#### WHAT YOU HAVE TO DO:
Count every line in the following entries where the word "Output" appears. Give the count alone.

___ GIVEN DATA ___

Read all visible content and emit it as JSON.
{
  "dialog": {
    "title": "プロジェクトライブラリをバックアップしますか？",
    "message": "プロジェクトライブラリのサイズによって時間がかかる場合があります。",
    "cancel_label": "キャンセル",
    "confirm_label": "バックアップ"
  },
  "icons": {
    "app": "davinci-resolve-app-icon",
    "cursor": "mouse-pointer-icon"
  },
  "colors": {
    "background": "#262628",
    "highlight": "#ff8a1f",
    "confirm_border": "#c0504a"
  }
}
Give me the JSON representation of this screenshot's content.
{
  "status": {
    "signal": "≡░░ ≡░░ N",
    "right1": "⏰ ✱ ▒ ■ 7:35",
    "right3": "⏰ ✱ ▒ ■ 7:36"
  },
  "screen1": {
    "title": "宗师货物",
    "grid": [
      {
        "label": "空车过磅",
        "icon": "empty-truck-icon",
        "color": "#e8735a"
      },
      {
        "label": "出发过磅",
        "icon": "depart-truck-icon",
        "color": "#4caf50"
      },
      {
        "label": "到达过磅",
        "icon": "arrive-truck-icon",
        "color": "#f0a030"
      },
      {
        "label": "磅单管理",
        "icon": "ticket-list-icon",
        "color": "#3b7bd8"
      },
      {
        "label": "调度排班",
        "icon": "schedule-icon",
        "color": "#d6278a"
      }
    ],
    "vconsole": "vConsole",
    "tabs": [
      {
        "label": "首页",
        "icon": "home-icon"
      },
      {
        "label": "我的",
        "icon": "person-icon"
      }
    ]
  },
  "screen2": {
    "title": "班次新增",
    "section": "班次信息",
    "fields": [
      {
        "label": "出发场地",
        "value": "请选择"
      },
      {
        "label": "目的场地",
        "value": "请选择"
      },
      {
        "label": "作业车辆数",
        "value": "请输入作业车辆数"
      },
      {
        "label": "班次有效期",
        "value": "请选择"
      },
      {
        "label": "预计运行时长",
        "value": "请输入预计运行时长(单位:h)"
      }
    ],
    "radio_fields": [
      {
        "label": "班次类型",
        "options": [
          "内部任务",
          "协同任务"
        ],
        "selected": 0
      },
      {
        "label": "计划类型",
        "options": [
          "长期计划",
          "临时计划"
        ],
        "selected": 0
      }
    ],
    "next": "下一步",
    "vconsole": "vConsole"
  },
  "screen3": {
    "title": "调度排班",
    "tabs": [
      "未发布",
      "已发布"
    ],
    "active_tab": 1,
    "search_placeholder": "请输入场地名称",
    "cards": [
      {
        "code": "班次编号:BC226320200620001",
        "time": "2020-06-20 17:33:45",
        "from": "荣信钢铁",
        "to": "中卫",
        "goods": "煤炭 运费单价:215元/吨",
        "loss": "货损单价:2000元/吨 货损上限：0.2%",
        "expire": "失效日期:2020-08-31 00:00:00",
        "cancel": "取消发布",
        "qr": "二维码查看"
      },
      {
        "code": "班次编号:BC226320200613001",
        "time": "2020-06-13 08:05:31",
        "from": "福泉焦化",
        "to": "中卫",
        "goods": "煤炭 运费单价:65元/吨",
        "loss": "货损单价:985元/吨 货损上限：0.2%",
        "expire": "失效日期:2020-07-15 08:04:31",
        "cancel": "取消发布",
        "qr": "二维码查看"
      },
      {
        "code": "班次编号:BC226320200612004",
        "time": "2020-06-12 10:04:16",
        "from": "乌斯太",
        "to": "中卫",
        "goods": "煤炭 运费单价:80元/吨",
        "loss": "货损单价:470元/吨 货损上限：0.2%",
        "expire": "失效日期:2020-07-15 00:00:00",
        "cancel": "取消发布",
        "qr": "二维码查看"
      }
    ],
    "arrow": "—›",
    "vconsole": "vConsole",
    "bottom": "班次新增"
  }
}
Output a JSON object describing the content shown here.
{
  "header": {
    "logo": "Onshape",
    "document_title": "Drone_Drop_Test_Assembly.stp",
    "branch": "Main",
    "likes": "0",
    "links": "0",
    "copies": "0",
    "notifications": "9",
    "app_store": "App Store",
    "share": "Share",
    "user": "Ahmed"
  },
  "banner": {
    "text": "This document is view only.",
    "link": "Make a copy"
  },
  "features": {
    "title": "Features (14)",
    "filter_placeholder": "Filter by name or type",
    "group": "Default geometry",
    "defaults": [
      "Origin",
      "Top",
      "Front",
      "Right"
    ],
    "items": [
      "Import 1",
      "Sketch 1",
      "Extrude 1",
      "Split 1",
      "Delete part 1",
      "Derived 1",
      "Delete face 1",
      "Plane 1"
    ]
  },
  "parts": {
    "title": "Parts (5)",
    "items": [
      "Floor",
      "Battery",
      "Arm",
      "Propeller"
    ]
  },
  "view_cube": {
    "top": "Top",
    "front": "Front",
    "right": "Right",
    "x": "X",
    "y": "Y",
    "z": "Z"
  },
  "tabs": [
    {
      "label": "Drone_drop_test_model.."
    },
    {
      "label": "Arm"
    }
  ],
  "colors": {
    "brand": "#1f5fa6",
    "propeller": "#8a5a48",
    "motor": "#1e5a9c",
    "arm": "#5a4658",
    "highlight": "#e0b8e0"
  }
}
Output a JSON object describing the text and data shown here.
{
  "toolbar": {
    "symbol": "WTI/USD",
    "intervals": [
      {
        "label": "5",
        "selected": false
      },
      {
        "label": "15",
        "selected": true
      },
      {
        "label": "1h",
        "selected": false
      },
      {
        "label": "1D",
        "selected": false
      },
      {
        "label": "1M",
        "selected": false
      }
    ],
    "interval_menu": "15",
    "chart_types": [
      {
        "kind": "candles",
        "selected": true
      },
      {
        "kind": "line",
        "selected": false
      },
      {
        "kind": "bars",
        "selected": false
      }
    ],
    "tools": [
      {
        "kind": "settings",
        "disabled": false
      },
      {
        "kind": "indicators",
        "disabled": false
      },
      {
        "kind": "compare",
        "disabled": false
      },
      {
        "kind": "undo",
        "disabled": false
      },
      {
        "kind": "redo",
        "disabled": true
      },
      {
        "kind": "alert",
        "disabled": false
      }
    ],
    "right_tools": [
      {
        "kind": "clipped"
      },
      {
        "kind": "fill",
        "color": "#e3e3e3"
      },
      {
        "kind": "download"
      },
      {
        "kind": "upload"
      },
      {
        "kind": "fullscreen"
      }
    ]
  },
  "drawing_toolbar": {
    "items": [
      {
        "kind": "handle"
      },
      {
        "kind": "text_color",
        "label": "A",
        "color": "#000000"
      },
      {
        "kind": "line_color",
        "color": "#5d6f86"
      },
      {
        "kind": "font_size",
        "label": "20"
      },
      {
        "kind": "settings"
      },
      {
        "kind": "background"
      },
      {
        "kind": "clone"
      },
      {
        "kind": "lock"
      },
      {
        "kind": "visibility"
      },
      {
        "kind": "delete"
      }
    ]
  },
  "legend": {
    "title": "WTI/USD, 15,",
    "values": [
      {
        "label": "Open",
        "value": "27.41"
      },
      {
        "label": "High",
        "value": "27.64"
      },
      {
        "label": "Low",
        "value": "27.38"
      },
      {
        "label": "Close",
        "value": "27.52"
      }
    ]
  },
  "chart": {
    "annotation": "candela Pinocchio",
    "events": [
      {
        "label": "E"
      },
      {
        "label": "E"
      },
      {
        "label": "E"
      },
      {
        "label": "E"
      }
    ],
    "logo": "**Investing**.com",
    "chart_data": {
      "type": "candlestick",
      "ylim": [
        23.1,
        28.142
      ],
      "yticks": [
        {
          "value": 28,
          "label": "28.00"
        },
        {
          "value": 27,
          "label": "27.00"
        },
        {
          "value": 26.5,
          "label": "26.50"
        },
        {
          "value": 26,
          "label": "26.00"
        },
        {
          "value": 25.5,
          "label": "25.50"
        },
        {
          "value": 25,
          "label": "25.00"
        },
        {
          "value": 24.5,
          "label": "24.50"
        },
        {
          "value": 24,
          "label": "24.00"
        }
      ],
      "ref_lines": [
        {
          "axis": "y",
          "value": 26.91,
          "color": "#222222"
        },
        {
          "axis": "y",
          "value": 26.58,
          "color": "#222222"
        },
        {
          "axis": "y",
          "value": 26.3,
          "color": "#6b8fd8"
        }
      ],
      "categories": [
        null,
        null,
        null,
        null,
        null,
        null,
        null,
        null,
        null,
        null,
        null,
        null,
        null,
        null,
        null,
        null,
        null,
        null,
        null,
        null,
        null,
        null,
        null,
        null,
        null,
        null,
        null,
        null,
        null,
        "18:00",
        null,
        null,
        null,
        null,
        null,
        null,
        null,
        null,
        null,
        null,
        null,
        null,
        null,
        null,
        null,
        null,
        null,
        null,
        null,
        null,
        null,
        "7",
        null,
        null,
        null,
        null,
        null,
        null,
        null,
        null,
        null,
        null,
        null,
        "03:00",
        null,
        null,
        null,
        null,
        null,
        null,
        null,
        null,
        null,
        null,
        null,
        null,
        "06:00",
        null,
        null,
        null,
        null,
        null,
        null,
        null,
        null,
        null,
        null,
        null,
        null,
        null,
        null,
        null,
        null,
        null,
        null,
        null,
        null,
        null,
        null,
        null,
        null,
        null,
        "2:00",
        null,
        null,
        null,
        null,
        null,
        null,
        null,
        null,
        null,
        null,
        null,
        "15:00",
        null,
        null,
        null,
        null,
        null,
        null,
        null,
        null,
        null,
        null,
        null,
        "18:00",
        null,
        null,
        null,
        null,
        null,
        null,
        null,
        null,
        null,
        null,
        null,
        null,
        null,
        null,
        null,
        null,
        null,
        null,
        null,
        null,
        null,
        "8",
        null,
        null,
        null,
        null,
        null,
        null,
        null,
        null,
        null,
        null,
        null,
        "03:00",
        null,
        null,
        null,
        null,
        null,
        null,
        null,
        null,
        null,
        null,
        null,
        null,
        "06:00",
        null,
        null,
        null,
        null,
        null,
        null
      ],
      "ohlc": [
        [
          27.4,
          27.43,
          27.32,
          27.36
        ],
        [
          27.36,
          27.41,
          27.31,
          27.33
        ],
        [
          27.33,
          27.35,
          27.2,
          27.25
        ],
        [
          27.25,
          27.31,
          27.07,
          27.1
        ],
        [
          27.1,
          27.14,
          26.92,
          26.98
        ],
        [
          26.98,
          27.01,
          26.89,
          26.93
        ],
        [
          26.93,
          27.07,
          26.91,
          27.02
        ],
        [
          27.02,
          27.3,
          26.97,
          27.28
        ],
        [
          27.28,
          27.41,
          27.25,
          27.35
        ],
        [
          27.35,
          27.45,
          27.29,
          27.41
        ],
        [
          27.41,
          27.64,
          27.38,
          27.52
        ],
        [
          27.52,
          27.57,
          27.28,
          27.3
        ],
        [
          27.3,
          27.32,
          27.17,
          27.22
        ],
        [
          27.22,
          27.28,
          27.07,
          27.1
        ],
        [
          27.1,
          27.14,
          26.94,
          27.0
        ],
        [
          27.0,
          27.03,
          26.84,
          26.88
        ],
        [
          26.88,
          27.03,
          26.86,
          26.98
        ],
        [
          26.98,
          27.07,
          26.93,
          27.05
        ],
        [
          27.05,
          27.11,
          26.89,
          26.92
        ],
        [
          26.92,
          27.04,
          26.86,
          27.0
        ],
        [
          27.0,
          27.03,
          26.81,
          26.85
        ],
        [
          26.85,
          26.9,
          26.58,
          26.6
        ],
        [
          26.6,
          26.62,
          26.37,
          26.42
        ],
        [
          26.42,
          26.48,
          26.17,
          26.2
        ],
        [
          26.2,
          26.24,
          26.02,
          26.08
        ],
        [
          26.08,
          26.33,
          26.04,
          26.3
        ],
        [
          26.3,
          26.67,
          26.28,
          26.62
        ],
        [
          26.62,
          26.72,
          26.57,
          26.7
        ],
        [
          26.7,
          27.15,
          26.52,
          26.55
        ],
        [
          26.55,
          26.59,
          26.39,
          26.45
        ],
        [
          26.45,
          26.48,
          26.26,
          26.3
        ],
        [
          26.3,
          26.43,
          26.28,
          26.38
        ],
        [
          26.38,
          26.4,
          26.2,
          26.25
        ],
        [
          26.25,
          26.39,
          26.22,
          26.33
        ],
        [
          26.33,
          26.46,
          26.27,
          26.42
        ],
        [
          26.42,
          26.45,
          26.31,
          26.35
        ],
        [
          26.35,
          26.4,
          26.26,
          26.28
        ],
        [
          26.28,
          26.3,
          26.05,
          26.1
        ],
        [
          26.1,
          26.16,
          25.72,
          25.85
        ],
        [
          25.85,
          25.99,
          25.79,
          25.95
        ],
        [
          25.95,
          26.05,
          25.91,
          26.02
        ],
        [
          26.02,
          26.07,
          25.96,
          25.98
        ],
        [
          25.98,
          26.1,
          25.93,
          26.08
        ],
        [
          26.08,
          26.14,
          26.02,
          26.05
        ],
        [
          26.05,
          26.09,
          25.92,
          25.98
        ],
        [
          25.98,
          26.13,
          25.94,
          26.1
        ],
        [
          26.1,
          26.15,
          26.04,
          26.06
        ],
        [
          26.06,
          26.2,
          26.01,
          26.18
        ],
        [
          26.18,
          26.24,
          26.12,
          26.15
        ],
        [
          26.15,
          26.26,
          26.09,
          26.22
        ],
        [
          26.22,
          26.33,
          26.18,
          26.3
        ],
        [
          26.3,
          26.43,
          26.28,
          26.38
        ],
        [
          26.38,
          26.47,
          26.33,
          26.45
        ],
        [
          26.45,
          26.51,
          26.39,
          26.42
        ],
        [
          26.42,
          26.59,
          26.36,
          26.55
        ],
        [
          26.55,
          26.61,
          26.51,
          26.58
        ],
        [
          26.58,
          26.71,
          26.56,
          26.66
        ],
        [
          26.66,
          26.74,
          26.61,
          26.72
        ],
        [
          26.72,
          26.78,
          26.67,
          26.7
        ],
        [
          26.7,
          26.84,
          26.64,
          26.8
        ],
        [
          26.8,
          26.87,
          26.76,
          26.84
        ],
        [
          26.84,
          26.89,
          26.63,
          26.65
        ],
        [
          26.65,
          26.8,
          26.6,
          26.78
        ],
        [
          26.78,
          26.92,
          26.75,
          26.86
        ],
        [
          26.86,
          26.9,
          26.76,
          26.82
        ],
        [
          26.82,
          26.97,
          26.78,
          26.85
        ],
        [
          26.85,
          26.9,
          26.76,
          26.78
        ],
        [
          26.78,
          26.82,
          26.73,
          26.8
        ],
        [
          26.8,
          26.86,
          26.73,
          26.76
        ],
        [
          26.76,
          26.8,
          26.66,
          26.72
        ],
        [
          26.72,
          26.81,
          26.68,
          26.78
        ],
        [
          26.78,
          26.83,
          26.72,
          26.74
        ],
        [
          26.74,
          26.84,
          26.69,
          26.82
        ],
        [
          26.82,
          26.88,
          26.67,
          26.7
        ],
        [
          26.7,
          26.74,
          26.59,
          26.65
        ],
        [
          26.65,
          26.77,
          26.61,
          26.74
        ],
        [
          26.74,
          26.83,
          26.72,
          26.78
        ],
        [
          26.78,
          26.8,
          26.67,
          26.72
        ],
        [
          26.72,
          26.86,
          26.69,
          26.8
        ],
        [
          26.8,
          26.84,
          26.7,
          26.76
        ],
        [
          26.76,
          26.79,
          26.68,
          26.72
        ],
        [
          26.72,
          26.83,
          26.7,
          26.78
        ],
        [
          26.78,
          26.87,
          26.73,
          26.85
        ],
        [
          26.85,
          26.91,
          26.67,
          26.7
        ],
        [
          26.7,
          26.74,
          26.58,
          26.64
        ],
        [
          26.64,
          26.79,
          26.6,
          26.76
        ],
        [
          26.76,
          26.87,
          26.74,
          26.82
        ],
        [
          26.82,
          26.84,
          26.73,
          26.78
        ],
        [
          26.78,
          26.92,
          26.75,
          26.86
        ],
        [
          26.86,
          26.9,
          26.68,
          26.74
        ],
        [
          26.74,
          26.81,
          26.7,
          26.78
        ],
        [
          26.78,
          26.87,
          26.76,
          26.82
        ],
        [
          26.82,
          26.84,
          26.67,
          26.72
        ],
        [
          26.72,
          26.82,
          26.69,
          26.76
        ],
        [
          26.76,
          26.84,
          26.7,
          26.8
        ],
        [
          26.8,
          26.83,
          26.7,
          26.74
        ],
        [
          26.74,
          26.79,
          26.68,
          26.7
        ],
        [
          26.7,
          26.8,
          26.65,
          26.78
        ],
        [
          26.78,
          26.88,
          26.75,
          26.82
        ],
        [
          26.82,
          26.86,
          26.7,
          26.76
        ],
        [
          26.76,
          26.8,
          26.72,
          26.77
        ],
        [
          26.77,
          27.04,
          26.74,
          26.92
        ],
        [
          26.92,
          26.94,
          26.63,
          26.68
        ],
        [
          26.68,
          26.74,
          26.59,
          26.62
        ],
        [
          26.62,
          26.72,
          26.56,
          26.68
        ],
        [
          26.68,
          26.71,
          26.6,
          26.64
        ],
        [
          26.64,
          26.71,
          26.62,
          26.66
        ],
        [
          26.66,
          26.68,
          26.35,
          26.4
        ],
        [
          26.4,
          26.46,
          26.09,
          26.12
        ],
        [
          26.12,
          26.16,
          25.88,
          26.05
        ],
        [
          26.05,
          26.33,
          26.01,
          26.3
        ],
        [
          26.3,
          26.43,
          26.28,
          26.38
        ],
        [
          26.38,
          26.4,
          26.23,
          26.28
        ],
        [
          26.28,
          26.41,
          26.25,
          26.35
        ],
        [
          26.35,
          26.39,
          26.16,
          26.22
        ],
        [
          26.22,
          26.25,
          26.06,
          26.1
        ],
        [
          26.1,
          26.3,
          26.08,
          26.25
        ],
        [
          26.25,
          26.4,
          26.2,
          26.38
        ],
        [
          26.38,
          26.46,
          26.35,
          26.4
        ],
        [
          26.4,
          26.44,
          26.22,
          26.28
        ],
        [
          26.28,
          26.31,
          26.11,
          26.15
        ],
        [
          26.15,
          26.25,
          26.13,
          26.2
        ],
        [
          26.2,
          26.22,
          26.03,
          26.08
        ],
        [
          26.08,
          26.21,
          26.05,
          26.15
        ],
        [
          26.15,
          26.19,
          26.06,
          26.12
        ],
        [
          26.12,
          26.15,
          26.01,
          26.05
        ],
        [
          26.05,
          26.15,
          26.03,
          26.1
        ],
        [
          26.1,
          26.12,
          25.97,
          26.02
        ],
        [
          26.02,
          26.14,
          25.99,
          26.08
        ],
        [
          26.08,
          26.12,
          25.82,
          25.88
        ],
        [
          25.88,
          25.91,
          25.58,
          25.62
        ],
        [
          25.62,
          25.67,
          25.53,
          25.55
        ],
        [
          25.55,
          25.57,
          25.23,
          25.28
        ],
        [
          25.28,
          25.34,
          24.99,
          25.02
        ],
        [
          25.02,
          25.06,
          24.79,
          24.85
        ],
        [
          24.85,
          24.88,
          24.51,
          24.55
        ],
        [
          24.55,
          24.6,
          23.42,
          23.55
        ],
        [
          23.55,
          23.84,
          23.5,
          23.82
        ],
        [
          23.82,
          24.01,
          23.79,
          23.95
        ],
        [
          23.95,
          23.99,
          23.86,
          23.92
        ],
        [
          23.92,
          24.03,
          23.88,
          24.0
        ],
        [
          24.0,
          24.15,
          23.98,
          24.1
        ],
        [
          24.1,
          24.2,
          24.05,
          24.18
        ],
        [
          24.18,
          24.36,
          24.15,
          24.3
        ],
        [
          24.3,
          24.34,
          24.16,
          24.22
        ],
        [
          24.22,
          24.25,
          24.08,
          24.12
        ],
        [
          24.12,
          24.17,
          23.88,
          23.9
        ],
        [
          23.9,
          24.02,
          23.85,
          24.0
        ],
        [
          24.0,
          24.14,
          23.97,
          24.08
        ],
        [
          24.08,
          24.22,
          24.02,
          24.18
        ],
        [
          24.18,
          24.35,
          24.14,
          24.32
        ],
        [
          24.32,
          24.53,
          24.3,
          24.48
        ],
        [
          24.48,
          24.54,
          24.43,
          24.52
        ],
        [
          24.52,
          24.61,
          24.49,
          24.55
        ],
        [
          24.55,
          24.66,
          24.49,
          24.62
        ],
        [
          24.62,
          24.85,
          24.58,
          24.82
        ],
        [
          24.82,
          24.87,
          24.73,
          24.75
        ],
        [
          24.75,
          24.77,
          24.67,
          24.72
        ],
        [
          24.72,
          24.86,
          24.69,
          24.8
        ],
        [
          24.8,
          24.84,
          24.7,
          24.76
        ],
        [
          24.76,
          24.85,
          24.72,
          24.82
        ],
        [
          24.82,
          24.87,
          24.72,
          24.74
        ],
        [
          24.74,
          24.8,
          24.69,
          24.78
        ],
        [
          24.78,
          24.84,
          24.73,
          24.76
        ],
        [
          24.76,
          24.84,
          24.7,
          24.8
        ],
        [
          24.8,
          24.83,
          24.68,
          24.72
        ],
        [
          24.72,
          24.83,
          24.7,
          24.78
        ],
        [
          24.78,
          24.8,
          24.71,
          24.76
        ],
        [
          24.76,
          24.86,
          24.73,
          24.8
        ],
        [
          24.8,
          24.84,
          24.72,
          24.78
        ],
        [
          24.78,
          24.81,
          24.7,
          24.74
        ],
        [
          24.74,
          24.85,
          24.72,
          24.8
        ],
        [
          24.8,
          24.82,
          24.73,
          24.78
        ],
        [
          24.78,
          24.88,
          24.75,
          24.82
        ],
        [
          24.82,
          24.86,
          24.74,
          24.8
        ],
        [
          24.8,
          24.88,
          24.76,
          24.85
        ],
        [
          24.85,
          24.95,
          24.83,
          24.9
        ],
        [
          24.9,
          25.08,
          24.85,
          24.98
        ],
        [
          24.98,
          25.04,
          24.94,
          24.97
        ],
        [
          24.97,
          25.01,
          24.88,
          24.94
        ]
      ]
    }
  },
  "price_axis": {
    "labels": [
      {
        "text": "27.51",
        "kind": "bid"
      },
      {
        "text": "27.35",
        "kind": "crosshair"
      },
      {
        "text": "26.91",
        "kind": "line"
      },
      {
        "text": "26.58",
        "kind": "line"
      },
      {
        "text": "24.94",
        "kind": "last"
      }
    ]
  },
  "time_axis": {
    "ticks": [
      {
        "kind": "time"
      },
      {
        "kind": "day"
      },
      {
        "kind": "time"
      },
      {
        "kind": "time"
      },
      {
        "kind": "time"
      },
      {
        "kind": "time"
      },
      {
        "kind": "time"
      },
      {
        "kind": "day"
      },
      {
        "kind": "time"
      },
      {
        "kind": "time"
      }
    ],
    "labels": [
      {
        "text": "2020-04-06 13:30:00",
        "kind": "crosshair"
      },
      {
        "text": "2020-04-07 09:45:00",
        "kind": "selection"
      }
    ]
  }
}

___

#### FINAL RESULT:
2